THE TASK: Search the data for the word "Delphineis". Reproduce every line where it is found.

Collection entries

>>>>

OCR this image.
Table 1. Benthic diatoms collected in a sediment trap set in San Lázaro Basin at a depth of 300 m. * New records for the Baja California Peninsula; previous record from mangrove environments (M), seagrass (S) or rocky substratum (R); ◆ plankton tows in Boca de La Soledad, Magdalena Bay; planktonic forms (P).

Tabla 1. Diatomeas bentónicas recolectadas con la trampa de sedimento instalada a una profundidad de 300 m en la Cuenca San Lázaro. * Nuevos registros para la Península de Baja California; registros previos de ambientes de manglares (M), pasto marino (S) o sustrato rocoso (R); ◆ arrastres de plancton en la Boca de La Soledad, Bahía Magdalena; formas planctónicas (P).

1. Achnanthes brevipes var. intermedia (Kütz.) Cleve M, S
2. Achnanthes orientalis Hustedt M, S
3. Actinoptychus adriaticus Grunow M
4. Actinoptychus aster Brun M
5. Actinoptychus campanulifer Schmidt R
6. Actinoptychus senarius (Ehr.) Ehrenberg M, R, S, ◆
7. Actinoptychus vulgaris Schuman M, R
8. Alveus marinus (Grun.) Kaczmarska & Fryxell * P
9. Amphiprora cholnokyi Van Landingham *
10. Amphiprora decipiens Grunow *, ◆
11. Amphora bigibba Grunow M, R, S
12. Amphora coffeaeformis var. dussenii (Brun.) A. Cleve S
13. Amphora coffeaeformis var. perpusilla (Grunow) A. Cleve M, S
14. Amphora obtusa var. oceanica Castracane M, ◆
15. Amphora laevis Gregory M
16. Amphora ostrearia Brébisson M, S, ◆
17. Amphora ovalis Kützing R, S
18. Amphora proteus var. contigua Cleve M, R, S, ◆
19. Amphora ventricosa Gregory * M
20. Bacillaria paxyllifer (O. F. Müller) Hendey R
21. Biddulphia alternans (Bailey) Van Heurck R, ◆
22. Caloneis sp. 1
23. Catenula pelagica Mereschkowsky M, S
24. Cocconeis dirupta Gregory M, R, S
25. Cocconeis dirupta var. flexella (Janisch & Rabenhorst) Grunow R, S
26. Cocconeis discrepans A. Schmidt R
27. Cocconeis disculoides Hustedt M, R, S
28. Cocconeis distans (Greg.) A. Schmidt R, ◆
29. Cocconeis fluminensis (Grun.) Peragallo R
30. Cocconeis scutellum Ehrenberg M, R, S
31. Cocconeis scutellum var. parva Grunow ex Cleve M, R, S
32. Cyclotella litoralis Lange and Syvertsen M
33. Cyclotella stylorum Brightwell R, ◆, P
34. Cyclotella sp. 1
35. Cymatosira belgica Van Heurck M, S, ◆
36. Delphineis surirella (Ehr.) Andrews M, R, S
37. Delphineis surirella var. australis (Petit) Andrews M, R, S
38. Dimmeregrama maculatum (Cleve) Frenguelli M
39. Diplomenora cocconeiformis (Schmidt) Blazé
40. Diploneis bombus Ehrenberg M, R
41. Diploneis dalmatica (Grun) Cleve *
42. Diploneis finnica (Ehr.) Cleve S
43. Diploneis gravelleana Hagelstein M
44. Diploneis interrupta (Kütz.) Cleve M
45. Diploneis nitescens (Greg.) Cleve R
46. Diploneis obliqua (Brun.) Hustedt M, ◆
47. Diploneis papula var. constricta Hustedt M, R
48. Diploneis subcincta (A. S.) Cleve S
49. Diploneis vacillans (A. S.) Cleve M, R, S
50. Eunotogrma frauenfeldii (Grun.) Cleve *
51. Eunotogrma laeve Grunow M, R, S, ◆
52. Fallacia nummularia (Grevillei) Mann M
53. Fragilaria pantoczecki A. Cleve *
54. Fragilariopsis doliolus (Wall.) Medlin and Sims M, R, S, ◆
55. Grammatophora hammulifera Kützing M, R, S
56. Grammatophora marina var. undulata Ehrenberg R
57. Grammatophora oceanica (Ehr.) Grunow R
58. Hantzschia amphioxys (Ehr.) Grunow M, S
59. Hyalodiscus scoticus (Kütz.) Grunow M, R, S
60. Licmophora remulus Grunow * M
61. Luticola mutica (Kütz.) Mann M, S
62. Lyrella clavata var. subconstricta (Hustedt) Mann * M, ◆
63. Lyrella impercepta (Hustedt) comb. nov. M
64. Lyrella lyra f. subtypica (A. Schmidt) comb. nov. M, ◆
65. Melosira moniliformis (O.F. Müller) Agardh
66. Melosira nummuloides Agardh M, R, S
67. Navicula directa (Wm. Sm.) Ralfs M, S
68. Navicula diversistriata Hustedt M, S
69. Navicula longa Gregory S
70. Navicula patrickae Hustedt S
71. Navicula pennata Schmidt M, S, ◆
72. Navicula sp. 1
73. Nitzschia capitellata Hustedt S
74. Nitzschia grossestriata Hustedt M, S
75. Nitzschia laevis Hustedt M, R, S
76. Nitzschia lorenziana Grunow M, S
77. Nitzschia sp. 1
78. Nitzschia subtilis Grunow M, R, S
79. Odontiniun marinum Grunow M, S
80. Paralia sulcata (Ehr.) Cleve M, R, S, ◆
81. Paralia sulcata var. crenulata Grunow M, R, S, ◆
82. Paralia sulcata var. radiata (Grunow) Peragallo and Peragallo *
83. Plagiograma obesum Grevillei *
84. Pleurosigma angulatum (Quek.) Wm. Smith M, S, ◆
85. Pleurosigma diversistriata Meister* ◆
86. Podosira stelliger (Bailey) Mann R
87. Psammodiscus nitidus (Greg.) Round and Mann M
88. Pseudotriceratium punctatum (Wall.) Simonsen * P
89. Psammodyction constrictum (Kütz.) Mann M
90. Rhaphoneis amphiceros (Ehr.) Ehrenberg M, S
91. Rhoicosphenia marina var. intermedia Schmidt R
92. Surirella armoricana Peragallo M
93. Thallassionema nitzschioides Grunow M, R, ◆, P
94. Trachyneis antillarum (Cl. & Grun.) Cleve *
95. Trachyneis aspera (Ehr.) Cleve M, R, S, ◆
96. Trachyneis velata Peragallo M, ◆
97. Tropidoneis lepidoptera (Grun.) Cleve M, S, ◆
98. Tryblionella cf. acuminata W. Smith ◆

<<<<

TASK OUTPUT:
36. Delphineis surirella (Ehr.) Andrews M, R, S
37. Delphineis surirella var. australis (Petit) Andrews M, R, S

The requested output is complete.